Directions for this task. Leave out the pictures, then reproduce the rest of the material exactly.

Data provided.
-- Start --

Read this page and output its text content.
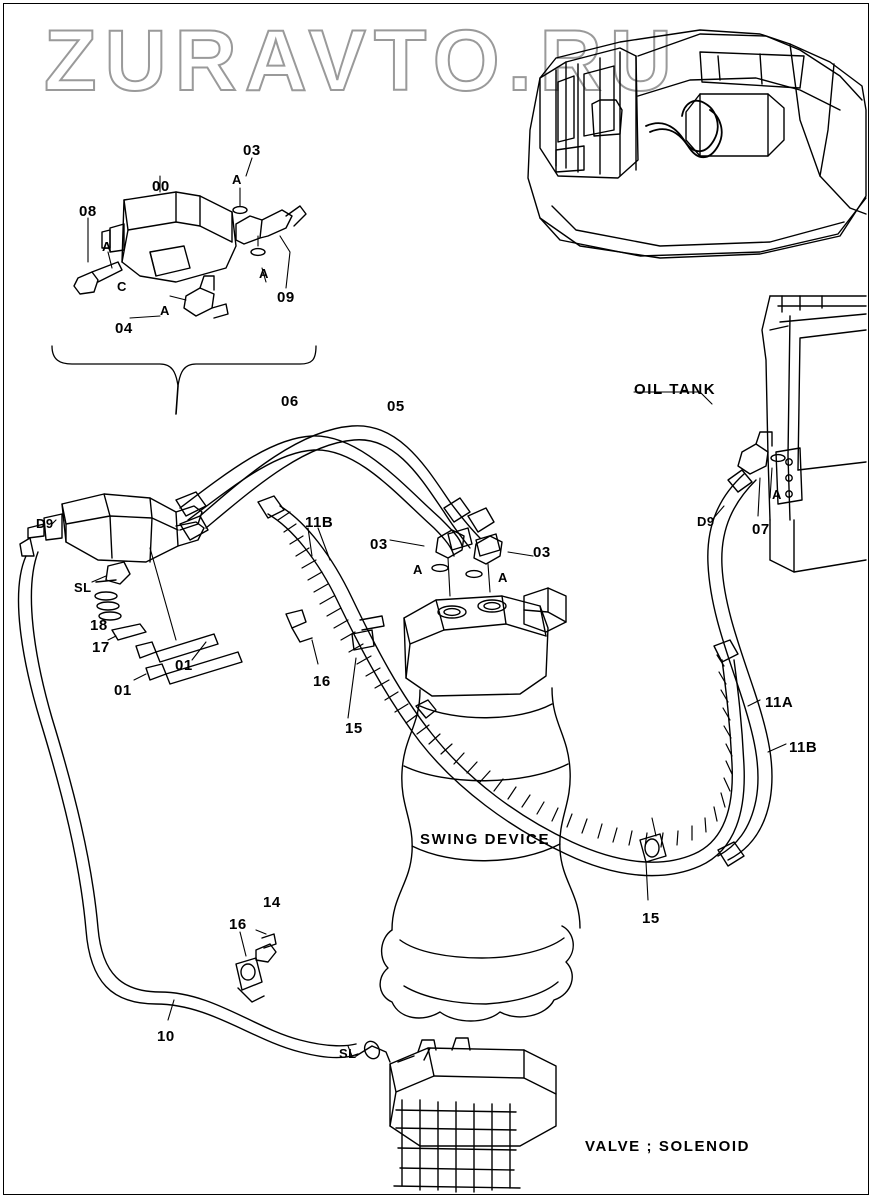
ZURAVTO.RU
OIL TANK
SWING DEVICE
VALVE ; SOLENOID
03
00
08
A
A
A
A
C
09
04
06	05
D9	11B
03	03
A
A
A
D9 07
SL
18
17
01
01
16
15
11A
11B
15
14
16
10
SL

-- End --

Result.
Read this page and output its text content.
ZURAVTO.RU
OIL TANK
SWING DEVICE
VALVE ; SOLENOID
03
00
08
A
A
A
A
C
09
04
06	05
D9	11B
03	03
A
A
A
D9 07
SL
18
17
01
01
16
15
11A
11B
15
14
16
10
SL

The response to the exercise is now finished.